> _Entries_:
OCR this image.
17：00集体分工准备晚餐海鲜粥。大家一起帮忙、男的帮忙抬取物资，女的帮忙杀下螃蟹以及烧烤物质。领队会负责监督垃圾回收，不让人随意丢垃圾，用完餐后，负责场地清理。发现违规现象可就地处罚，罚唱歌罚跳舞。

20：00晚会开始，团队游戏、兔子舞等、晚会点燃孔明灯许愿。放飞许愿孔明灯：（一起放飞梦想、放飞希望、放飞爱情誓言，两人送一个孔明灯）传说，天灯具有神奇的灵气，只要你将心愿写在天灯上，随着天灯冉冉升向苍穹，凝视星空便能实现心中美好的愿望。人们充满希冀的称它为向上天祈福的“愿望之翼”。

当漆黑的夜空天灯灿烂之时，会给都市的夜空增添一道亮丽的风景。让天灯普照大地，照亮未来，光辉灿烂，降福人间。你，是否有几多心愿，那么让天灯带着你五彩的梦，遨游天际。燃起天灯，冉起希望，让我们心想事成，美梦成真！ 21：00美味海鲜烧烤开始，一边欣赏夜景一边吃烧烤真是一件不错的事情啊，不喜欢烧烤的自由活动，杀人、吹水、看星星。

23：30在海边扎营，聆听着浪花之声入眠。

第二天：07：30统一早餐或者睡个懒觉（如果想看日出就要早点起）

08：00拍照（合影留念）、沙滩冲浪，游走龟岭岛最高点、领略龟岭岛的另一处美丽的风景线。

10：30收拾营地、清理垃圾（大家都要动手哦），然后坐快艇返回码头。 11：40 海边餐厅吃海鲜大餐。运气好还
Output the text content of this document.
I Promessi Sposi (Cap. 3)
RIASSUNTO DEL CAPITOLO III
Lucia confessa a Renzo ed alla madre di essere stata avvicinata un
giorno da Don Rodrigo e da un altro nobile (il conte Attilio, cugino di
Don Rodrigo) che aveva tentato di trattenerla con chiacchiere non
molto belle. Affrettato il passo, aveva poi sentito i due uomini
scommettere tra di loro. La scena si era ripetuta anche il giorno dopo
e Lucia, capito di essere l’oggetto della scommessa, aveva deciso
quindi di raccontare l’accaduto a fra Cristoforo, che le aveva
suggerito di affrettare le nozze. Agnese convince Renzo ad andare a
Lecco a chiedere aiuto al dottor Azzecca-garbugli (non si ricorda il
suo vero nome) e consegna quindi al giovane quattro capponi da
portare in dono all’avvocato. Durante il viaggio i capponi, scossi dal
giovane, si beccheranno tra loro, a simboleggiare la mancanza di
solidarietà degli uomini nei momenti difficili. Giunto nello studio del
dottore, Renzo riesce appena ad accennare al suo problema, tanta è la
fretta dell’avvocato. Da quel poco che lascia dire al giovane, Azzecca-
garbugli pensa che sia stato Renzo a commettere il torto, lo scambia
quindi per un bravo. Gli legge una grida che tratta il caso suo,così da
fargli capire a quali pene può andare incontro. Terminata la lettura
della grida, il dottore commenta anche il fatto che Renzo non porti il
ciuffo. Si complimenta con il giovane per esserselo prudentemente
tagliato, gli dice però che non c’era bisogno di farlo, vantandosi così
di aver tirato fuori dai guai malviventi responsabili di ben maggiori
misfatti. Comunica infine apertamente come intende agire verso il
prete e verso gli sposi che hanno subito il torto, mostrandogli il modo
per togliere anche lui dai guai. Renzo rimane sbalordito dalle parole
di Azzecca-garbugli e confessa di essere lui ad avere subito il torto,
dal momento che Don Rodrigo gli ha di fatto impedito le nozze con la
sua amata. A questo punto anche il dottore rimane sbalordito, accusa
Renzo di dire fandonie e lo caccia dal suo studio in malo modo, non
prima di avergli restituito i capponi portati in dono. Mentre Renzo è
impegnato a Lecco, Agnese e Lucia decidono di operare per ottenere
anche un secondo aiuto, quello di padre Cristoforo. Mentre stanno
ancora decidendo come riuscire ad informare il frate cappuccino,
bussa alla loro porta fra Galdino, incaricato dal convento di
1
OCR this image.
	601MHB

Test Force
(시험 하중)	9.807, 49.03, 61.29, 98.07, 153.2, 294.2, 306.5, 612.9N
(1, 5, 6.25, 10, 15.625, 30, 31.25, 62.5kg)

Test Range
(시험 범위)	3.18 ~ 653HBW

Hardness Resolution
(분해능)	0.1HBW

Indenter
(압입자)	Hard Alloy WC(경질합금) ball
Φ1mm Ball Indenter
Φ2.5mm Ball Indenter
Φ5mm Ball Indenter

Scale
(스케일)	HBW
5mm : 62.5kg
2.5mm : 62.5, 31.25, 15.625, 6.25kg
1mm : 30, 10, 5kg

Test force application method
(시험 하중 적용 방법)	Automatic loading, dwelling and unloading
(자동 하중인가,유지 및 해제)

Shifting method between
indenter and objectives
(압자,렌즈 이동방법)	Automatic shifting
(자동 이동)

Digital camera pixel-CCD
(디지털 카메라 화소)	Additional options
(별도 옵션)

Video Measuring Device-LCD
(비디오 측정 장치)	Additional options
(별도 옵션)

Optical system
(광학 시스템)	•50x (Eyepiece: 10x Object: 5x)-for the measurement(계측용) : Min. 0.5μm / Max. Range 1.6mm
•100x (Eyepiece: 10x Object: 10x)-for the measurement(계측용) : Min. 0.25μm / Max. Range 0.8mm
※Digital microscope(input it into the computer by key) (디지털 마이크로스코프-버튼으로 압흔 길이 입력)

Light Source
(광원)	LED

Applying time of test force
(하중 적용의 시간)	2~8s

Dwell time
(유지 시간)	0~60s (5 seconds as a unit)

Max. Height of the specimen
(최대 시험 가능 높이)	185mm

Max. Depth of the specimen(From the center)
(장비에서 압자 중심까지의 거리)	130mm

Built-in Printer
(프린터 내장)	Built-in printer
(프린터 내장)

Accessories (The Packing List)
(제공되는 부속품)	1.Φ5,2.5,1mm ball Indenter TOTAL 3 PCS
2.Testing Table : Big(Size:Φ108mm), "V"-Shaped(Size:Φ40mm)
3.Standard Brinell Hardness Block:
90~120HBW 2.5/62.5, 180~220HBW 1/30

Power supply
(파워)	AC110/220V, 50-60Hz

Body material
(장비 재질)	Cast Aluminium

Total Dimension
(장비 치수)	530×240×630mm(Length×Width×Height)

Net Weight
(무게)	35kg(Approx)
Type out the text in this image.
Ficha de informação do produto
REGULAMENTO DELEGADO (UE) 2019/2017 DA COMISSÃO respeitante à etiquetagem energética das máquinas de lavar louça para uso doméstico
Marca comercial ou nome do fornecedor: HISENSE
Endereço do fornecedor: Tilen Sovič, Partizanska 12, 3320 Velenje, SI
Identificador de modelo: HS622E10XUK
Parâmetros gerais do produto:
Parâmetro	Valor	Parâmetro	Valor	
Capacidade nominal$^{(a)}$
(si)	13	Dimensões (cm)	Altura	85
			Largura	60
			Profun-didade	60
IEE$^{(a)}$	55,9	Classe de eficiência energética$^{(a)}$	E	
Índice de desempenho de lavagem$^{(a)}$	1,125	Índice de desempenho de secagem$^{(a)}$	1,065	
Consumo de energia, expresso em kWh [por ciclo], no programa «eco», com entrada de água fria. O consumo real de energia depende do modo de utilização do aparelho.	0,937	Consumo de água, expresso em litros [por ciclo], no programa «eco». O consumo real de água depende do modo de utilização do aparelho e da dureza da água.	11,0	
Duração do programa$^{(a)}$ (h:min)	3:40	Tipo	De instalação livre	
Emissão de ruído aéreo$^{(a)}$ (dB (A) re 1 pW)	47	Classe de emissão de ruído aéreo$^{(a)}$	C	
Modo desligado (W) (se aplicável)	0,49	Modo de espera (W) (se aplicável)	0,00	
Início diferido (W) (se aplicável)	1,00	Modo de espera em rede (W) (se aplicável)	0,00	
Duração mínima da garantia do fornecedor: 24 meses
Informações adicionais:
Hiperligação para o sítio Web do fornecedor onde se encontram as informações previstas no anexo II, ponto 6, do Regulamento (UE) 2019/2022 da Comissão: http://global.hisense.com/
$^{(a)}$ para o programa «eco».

> _Written request_:
Return all the lines that contain the string "fornecedor".

> _Task response_:
Marca comercial ou nome do fornecedor: HISENSE
Endereço do fornecedor: Tilen Sovič, Partizanska 12, 3320 Velenje, SI
Duração mínima da garantia do fornecedor: 24 meses
Hiperligação para o sítio Web do fornecedor onde se encontram as informações previstas no anexo II, ponto 6, do Regulamento (UE) 2019/2022 da Comissão: http://global.hisense.com/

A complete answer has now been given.